## Exercise
Find the string "씨네컴포트" in the records. Copy every line it appears in.

>> BEGIN

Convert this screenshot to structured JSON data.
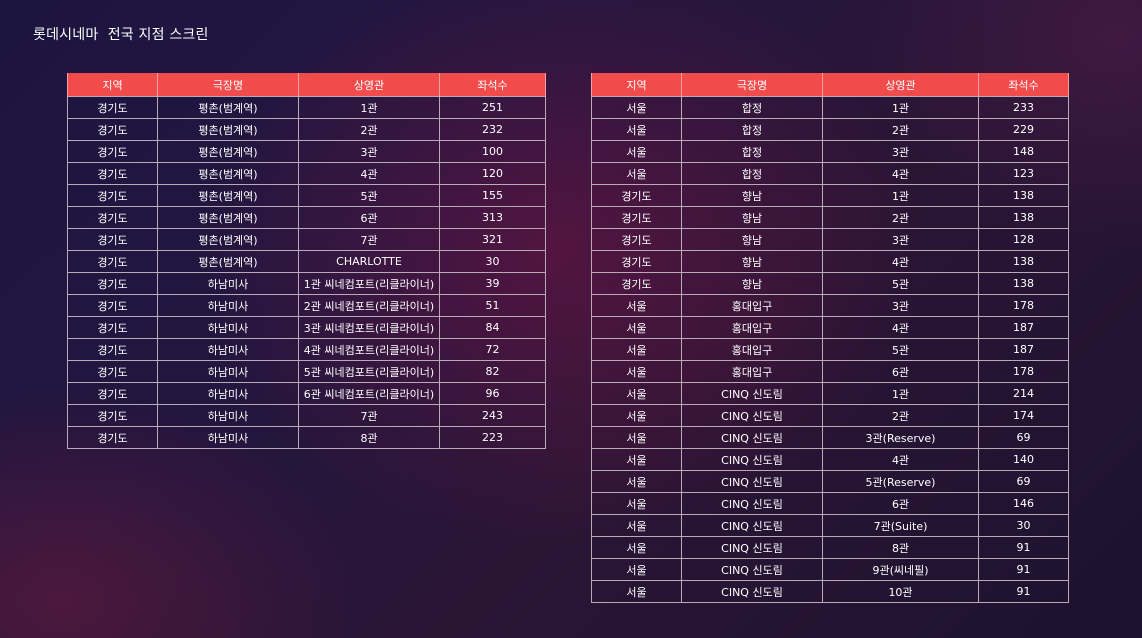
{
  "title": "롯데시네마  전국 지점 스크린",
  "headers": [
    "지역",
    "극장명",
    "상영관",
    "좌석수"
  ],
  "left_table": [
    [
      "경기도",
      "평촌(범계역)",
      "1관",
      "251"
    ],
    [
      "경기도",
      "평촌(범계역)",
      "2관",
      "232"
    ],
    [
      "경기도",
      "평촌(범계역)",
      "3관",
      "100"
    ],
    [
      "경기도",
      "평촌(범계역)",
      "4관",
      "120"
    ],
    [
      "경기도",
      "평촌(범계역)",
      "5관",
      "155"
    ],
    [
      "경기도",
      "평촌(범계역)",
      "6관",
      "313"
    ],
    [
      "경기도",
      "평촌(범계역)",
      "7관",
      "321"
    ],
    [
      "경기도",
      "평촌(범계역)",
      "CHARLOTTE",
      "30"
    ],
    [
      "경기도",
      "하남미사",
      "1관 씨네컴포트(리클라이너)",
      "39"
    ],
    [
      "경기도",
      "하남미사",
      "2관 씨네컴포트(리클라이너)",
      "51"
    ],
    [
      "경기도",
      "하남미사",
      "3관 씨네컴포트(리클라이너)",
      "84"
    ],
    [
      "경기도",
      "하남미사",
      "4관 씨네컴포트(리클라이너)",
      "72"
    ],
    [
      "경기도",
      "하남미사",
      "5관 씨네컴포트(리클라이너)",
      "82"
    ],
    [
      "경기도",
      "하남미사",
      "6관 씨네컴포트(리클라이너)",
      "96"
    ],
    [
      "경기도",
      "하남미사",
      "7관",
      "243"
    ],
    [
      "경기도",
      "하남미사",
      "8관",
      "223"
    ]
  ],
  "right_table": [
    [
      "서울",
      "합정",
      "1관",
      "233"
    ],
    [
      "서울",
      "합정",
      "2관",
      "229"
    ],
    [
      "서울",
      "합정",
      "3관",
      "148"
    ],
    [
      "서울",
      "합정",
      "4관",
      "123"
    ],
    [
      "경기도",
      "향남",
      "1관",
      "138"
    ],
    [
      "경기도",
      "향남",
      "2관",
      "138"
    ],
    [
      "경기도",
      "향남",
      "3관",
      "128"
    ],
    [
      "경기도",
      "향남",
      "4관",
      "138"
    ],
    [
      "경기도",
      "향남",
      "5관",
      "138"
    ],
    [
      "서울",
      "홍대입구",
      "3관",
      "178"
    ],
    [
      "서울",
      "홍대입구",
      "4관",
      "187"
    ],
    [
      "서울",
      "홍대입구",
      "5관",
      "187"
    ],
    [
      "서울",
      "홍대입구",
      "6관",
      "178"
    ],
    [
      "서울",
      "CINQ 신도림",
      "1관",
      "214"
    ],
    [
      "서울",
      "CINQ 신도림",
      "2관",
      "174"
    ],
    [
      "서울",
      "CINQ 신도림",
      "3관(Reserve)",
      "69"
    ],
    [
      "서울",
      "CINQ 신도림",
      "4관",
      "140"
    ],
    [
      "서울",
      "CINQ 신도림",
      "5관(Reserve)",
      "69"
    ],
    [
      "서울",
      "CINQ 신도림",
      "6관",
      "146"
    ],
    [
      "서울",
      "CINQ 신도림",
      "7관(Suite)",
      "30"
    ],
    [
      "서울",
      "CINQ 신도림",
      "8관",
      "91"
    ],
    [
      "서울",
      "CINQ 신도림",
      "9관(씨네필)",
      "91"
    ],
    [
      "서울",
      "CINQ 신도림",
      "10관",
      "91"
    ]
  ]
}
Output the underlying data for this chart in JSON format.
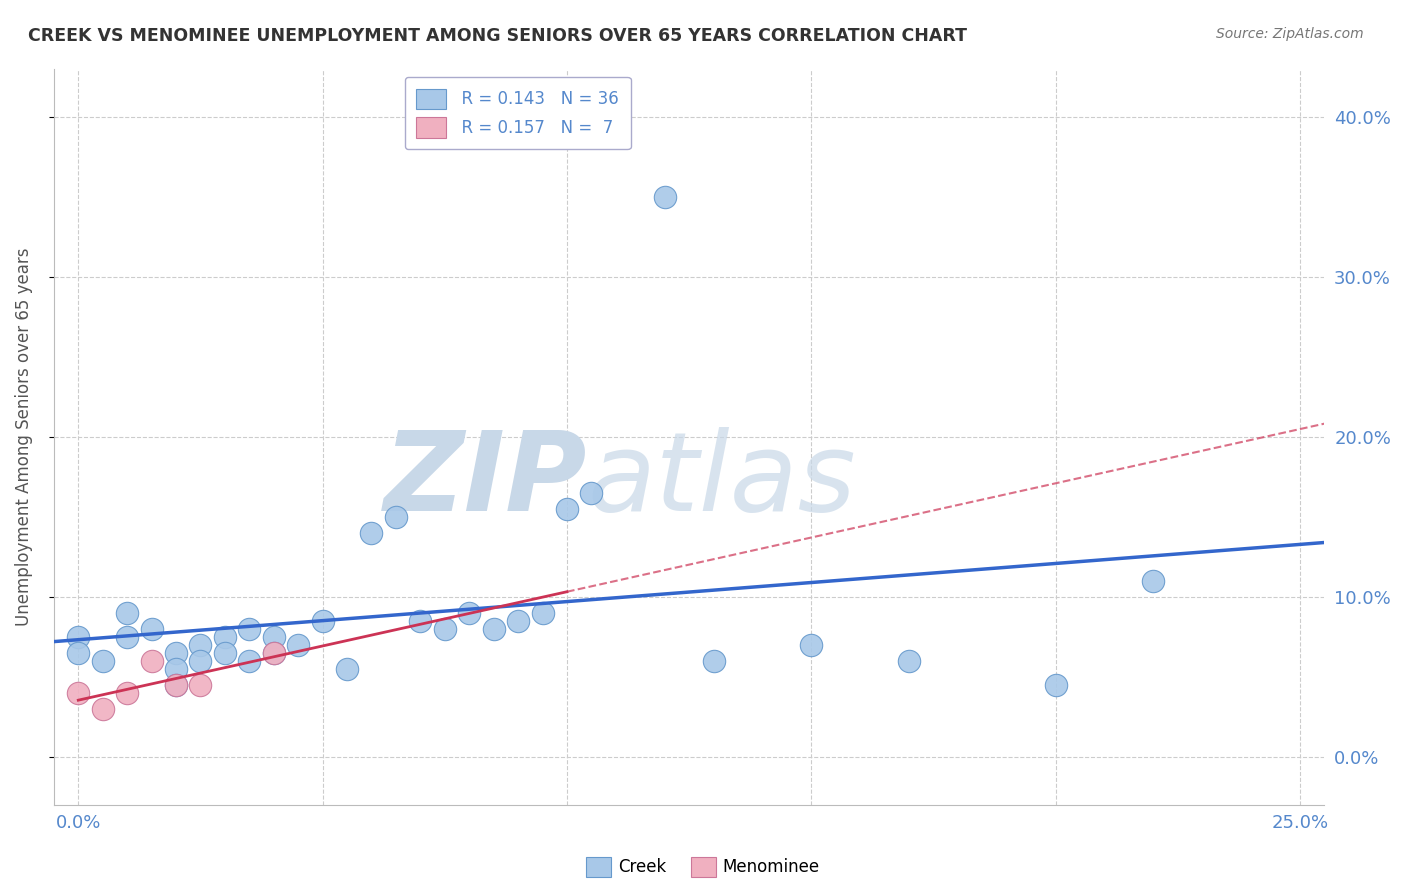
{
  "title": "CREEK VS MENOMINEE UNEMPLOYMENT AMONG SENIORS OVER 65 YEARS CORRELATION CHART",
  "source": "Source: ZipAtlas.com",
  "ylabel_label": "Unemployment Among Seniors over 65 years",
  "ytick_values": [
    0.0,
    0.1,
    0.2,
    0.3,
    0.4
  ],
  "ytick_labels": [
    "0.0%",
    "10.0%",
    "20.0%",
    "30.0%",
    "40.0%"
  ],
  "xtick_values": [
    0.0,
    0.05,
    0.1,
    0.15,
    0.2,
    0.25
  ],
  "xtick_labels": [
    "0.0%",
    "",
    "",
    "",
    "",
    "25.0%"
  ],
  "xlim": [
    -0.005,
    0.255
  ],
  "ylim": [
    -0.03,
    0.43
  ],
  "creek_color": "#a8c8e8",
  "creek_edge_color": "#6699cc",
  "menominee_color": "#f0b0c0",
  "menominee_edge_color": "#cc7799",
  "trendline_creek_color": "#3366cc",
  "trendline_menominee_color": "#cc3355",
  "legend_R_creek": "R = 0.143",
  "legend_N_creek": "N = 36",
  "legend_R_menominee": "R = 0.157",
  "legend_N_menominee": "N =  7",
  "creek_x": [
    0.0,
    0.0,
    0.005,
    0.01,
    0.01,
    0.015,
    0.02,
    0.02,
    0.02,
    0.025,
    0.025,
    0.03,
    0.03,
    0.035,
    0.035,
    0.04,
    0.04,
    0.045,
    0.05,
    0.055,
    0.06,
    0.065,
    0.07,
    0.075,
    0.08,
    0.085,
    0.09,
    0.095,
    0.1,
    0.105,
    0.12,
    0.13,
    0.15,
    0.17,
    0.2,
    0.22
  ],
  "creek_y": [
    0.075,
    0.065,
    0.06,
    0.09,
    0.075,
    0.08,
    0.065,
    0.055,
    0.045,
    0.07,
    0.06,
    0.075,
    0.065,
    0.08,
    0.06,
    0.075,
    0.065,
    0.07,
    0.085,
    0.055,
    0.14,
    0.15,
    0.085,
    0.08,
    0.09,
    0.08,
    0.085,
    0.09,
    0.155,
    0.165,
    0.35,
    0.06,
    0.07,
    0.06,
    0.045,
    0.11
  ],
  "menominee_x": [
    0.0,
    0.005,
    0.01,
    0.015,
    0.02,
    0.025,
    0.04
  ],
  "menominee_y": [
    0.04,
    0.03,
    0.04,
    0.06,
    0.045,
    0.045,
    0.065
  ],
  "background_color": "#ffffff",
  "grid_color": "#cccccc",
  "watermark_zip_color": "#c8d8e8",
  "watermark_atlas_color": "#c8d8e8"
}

>> END
>> BEGIN

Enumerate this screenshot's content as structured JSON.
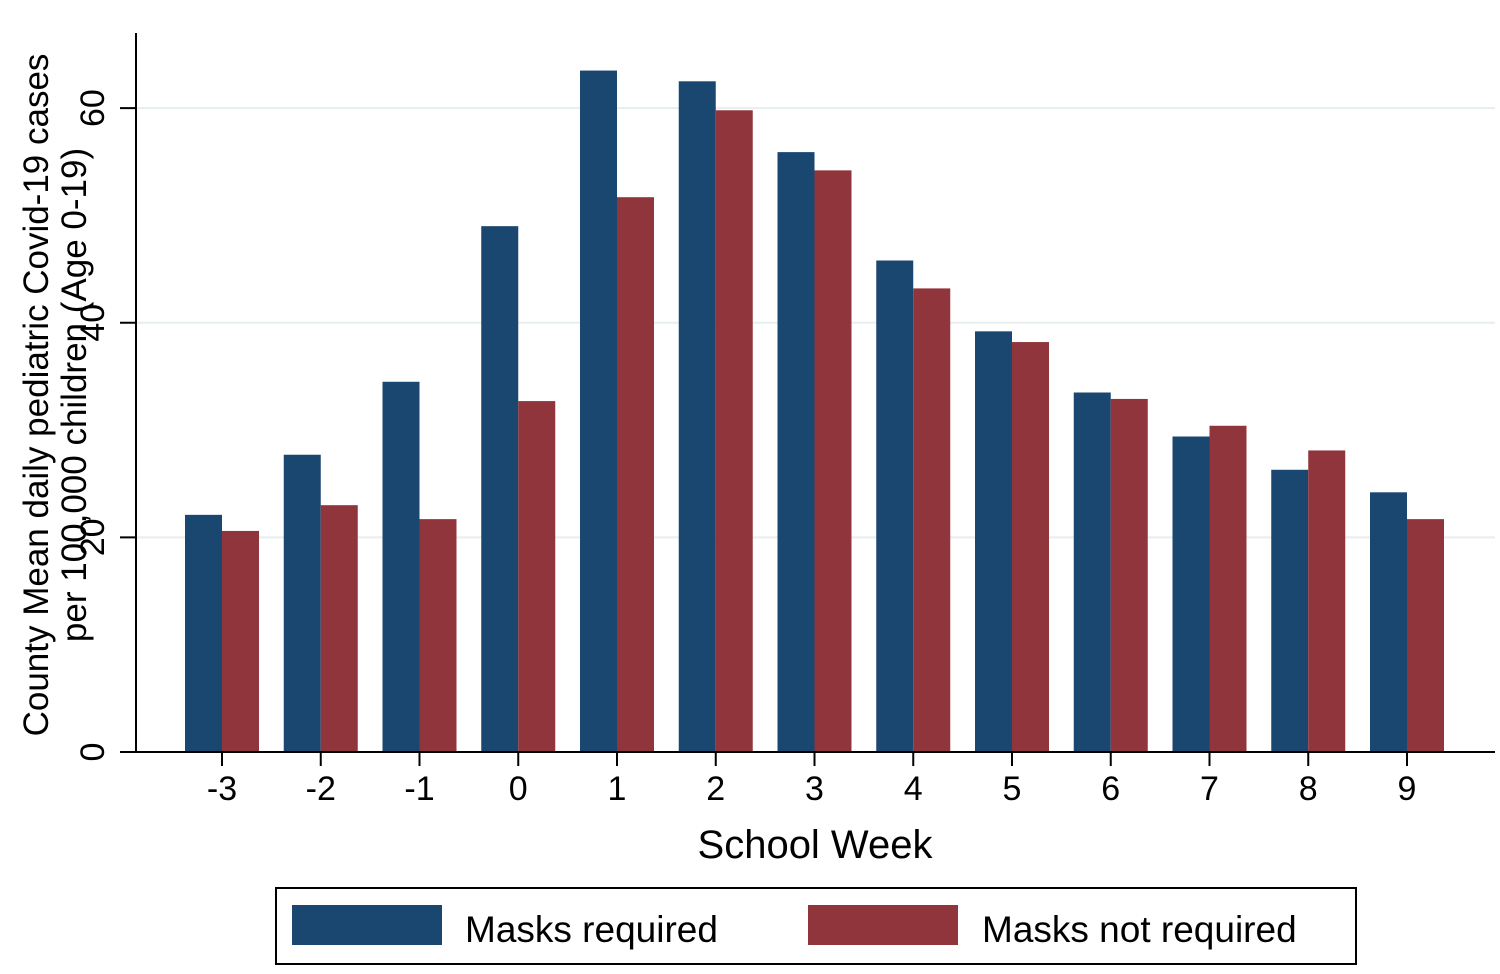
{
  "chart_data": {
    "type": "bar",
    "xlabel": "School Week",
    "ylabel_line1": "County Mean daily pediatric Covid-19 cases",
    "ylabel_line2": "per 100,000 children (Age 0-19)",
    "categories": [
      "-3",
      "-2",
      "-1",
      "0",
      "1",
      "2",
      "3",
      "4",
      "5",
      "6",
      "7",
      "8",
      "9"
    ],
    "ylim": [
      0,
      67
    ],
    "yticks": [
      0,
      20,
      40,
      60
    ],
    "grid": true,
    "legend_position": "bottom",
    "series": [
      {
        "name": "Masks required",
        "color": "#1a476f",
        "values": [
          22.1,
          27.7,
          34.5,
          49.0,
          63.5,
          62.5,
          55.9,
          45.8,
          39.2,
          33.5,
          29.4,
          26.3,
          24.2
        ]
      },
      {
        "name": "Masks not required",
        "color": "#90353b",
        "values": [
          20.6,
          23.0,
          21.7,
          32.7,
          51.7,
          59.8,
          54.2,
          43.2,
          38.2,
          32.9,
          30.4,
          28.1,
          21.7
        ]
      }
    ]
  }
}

>> END

## Solution to the problem
      "1관 씨네컴포트(리클라이너)",
      "2관 씨네컴포트(리클라이너)",
      "3관 씨네컴포트(리클라이너)",
      "4관 씨네컴포트(리클라이너)",
      "5관 씨네컴포트(리클라이너)",
      "6관 씨네컴포트(리클라이너)",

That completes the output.